───── DATA FOR THIS EXERCISE
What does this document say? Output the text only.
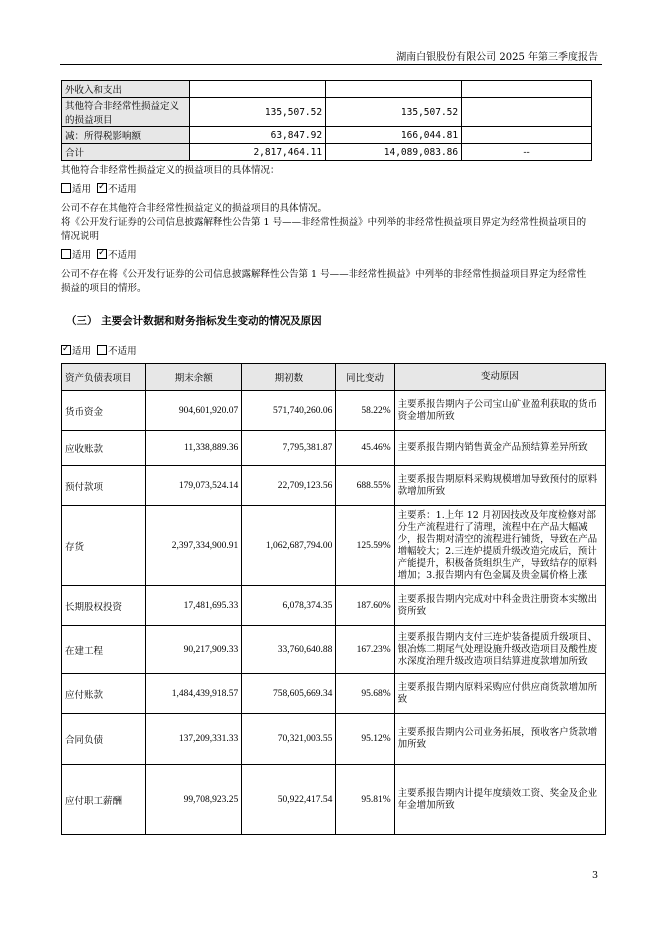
湖南白银股份有限公司 2025 年第三季度报告
外收入和支出			
其他符合非经常性损益定义的损益项目	135,507.52	135,507.52	
减：所得税影响额	63,847.92	166,044.81	
合计	2,817,464.11	14,089,083.86	--
其他符合非经常性损益定义的损益项目的具体情况：
适用 ✓ 不适用
公司不存在其他符合非经常性损益定义的损益项目的具体情况。
将《公开发行证券的公司信息披露解释性公告第 1 号——非经常性损益》中列举的非经常性损益项目界定为经常性损益项目的情况说明
适用 ✓ 不适用
公司不存在将《公开发行证券的公司信息披露解释性公告第 1 号——非经常性损益》中列举的非经常性损益项目界定为经常性损益的项目的情形。
（三） 主要会计数据和财务指标发生变动的情况及原因
✓适用 不适用
资产负债表项目	期末余额	期初数	同比变动	变动原因
货币资金	904,601,920.07	571,740,260.06	58.22%	主要系报告期内子公司宝山矿业盈利获取的货币资金增加所致
应收账款	11,338,889.36	7,795,381.87	45.46%	主要系报告期内销售黄金产品预结算差异所致
预付款项	179,073,524.14	22,709,123.56	688.55%	主要系报告期原料采购规模增加导致预付的原料款增加所致
存货	2,397,334,900.91	1,062,687,794.00	125.59%	主要系：1.上年 12 月初因技改及年度检修对部分生产流程进行了清理，流程中在产品大幅减少，报告期对清空的流程进行铺货，导致在产品增幅较大；2.三连炉提质升级改造完成后，预计产能提升，积极备货组织生产，导致结存的原料增加；3.报告期内有色金属及贵金属价格上涨
长期股权投资	17,481,695.33	6,078,374.35	187.60%	主要系报告期内完成对中科金贵注册资本实缴出资所致
在建工程	90,217,909.33	33,760,640.88	167.23%	主要系报告期内支付三连炉装备提质升级项目、银冶炼二期尾气处理设施升级改造项目及酸性废水深度治理升级改造项目结算进度款增加所致
应付账款	1,484,439,918.57	758,605,669.34	95.68%	主要系报告期内原料采购应付供应商货款增加所致
合同负债	137,209,331.33	70,321,003.55	95.12%	主要系报告期内公司业务拓展，预收客户货款增加所致
应付职工薪酬	99,708,923.25	50,922,417.54	95.81%	主要系报告期内计提年度绩效工资、奖金及企业年金增加所致
3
──────────
• _WRITTEN TASK_
Give back every line exactly as it stands, pictures excluded.

• _RESULT_
What does this document say? Output the text only.
湖南白银股份有限公司 2025 年第三季度报告
外收入和支出			
其他符合非经常性损益定义的损益项目	135,507.52	135,507.52	
减：所得税影响额	63,847.92	166,044.81	
合计	2,817,464.11	14,089,083.86	--
其他符合非经常性损益定义的损益项目的具体情况：
适用 ✓ 不适用
公司不存在其他符合非经常性损益定义的损益项目的具体情况。
将《公开发行证券的公司信息披露解释性公告第 1 号——非经常性损益》中列举的非经常性损益项目界定为经常性损益项目的情况说明
适用 ✓ 不适用
公司不存在将《公开发行证券的公司信息披露解释性公告第 1 号——非经常性损益》中列举的非经常性损益项目界定为经常性损益的项目的情形。
（三） 主要会计数据和财务指标发生变动的情况及原因
✓适用 不适用
资产负债表项目	期末余额	期初数	同比变动	变动原因
货币资金	904,601,920.07	571,740,260.06	58.22%	主要系报告期内子公司宝山矿业盈利获取的货币资金增加所致
应收账款	11,338,889.36	7,795,381.87	45.46%	主要系报告期内销售黄金产品预结算差异所致
预付款项	179,073,524.14	22,709,123.56	688.55%	主要系报告期原料采购规模增加导致预付的原料款增加所致
存货	2,397,334,900.91	1,062,687,794.00	125.59%	主要系：1.上年 12 月初因技改及年度检修对部分生产流程进行了清理，流程中在产品大幅减少，报告期对清空的流程进行铺货，导致在产品增幅较大；2.三连炉提质升级改造完成后，预计产能提升，积极备货组织生产，导致结存的原料增加；3.报告期内有色金属及贵金属价格上涨
长期股权投资	17,481,695.33	6,078,374.35	187.60%	主要系报告期内完成对中科金贵注册资本实缴出资所致
在建工程	90,217,909.33	33,760,640.88	167.23%	主要系报告期内支付三连炉装备提质升级项目、银冶炼二期尾气处理设施升级改造项目及酸性废水深度治理升级改造项目结算进度款增加所致
应付账款	1,484,439,918.57	758,605,669.34	95.68%	主要系报告期内原料采购应付供应商货款增加所致
合同负债	137,209,331.33	70,321,003.55	95.12%	主要系报告期内公司业务拓展，预收客户货款增加所致
应付职工薪酬	99,708,923.25	50,922,417.54	95.81%	主要系报告期内计提年度绩效工资、奖金及企业年金增加所致
3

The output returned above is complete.